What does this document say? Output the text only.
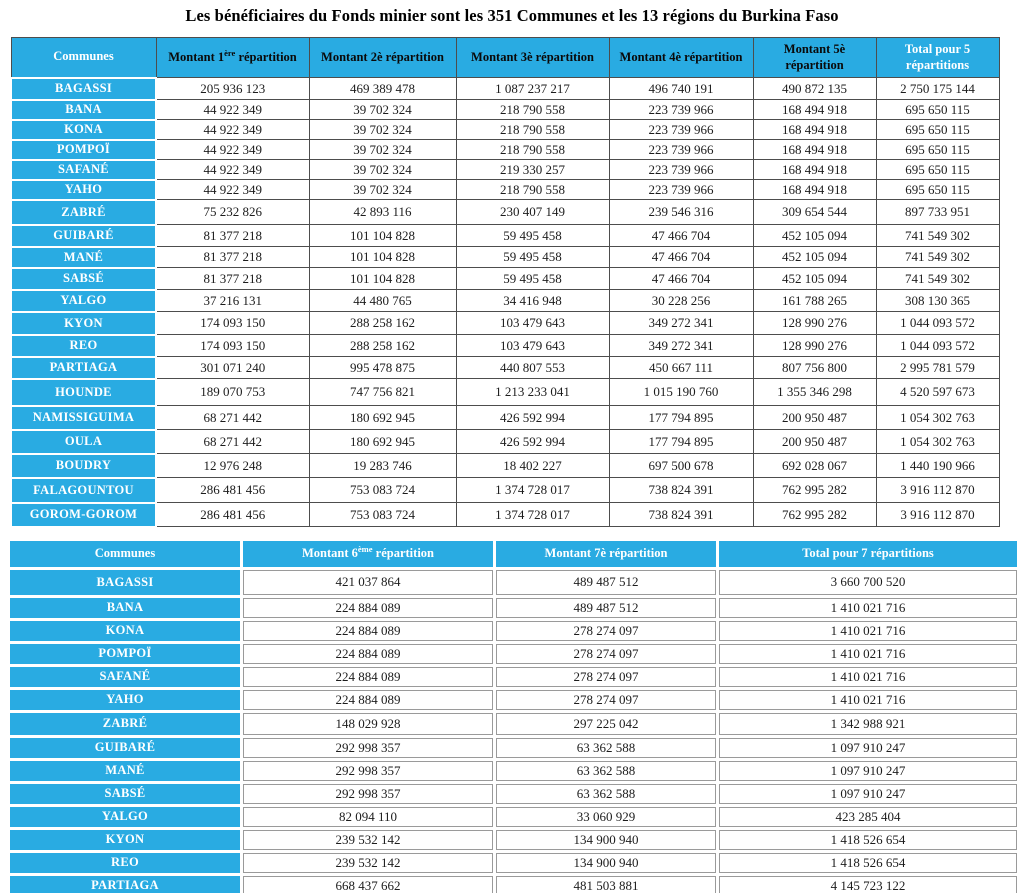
Les bénéficiaires du Fonds minier sont les 351 Communes et les 13 régions du Burkina Faso
Communes	Montant 1ère répartition	Montant 2è répartition	Montant 3è répartition	Montant 4è répartition	Montant 5è répartition	Total pour 5 répartitions
BAGASSI	205 936 123	469 389 478	1 087 237 217	496 740 191	490 872 135	2 750 175 144
BANA	44 922 349	39 702 324	218 790 558	223 739 966	168 494 918	695 650 115
KONA	44 922 349	39 702 324	218 790 558	223 739 966	168 494 918	695 650 115
POMPOÏ	44 922 349	39 702 324	218 790 558	223 739 966	168 494 918	695 650 115
SAFANÉ	44 922 349	39 702 324	219 330 257	223 739 966	168 494 918	695 650 115
YAHO	44 922 349	39 702 324	218 790 558	223 739 966	168 494 918	695 650 115
ZABRÉ	75 232 826	42 893 116	230 407 149	239 546 316	309 654 544	897 733 951
GUIBARÉ	81 377 218	101 104 828	59 495 458	47 466 704	452 105 094	741 549 302
MANÉ	81 377 218	101 104 828	59 495 458	47 466 704	452 105 094	741 549 302
SABSÉ	81 377 218	101 104 828	59 495 458	47 466 704	452 105 094	741 549 302
YALGO	37 216 131	44 480 765	34 416 948	30 228 256	161 788 265	308 130 365
KYON	174 093 150	288 258 162	103 479 643	349 272 341	128 990 276	1 044 093 572
REO	174 093 150	288 258 162	103 479 643	349 272 341	128 990 276	1 044 093 572
PARTIAGA	301 071 240	995 478 875	440 807 553	450 667 111	807 756 800	2 995 781 579
HOUNDE	189 070 753	747 756 821	1 213 233 041	1 015 190 760	1 355 346 298	4 520 597 673
NAMISSIGUIMA	68 271 442	180 692 945	426 592 994	177 794 895	200 950 487	1 054 302 763
OULA	68 271 442	180 692 945	426 592 994	177 794 895	200 950 487	1 054 302 763
BOUDRY	12 976 248	19 283 746	18 402 227	697 500 678	692 028 067	1 440 190 966
FALAGOUNTOU	286 481 456	753 083 724	1 374 728 017	738 824 391	762 995 282	3 916 112 870
GOROM-GOROM	286 481 456	753 083 724	1 374 728 017	738 824 391	762 995 282	3 916 112 870
Communes	Montant 6ème répartition	Montant 7è répartition	Total pour 7 répartitions
BAGASSI	421 037 864	489 487 512	3 660 700 520
BANA	224 884 089	489 487 512	1 410 021 716
KONA	224 884 089	278 274 097	1 410 021 716
POMPOÏ	224 884 089	278 274 097	1 410 021 716
SAFANÉ	224 884 089	278 274 097	1 410 021 716
YAHO	224 884 089	278 274 097	1 410 021 716
ZABRÉ	148 029 928	297 225 042	1 342 988 921
GUIBARÉ	292 998 357	63 362 588	1 097 910 247
MANÉ	292 998 357	63 362 588	1 097 910 247
SABSÉ	292 998 357	63 362 588	1 097 910 247
YALGO	82 094 110	33 060 929	423 285 404
KYON	239 532 142	134 900 940	1 418 526 654
REO	239 532 142	134 900 940	1 418 526 654
PARTIAGA	668 437 662	481 503 881	4 145 723 122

» **TASK STATEMENT**: The records above must be transcribed exactly. Pictures are left out of the copy.

» **THE REPLY**:
What does this document say? Output the text only.
Les bénéficiaires du Fonds minier sont les 351 Communes et les 13 régions du Burkina Faso
Communes	Montant 1ère répartition	Montant 2è répartition	Montant 3è répartition	Montant 4è répartition	Montant 5è répartition	Total pour 5 répartitions
BAGASSI	205 936 123	469 389 478	1 087 237 217	496 740 191	490 872 135	2 750 175 144
BANA	44 922 349	39 702 324	218 790 558	223 739 966	168 494 918	695 650 115
KONA	44 922 349	39 702 324	218 790 558	223 739 966	168 494 918	695 650 115
POMPOÏ	44 922 349	39 702 324	218 790 558	223 739 966	168 494 918	695 650 115
SAFANÉ	44 922 349	39 702 324	219 330 257	223 739 966	168 494 918	695 650 115
YAHO	44 922 349	39 702 324	218 790 558	223 739 966	168 494 918	695 650 115
ZABRÉ	75 232 826	42 893 116	230 407 149	239 546 316	309 654 544	897 733 951
GUIBARÉ	81 377 218	101 104 828	59 495 458	47 466 704	452 105 094	741 549 302
MANÉ	81 377 218	101 104 828	59 495 458	47 466 704	452 105 094	741 549 302
SABSÉ	81 377 218	101 104 828	59 495 458	47 466 704	452 105 094	741 549 302
YALGO	37 216 131	44 480 765	34 416 948	30 228 256	161 788 265	308 130 365
KYON	174 093 150	288 258 162	103 479 643	349 272 341	128 990 276	1 044 093 572
REO	174 093 150	288 258 162	103 479 643	349 272 341	128 990 276	1 044 093 572
PARTIAGA	301 071 240	995 478 875	440 807 553	450 667 111	807 756 800	2 995 781 579
HOUNDE	189 070 753	747 756 821	1 213 233 041	1 015 190 760	1 355 346 298	4 520 597 673
NAMISSIGUIMA	68 271 442	180 692 945	426 592 994	177 794 895	200 950 487	1 054 302 763
OULA	68 271 442	180 692 945	426 592 994	177 794 895	200 950 487	1 054 302 763
BOUDRY	12 976 248	19 283 746	18 402 227	697 500 678	692 028 067	1 440 190 966
FALAGOUNTOU	286 481 456	753 083 724	1 374 728 017	738 824 391	762 995 282	3 916 112 870
GOROM-GOROM	286 481 456	753 083 724	1 374 728 017	738 824 391	762 995 282	3 916 112 870
Communes	Montant 6ème répartition	Montant 7è répartition	Total pour 7 répartitions
BAGASSI	421 037 864	489 487 512	3 660 700 520
BANA	224 884 089	489 487 512	1 410 021 716
KONA	224 884 089	278 274 097	1 410 021 716
POMPOÏ	224 884 089	278 274 097	1 410 021 716
SAFANÉ	224 884 089	278 274 097	1 410 021 716
YAHO	224 884 089	278 274 097	1 410 021 716
ZABRÉ	148 029 928	297 225 042	1 342 988 921
GUIBARÉ	292 998 357	63 362 588	1 097 910 247
MANÉ	292 998 357	63 362 588	1 097 910 247
SABSÉ	292 998 357	63 362 588	1 097 910 247
YALGO	82 094 110	33 060 929	423 285 404
KYON	239 532 142	134 900 940	1 418 526 654
REO	239 532 142	134 900 940	1 418 526 654
PARTIAGA	668 437 662	481 503 881	4 145 723 122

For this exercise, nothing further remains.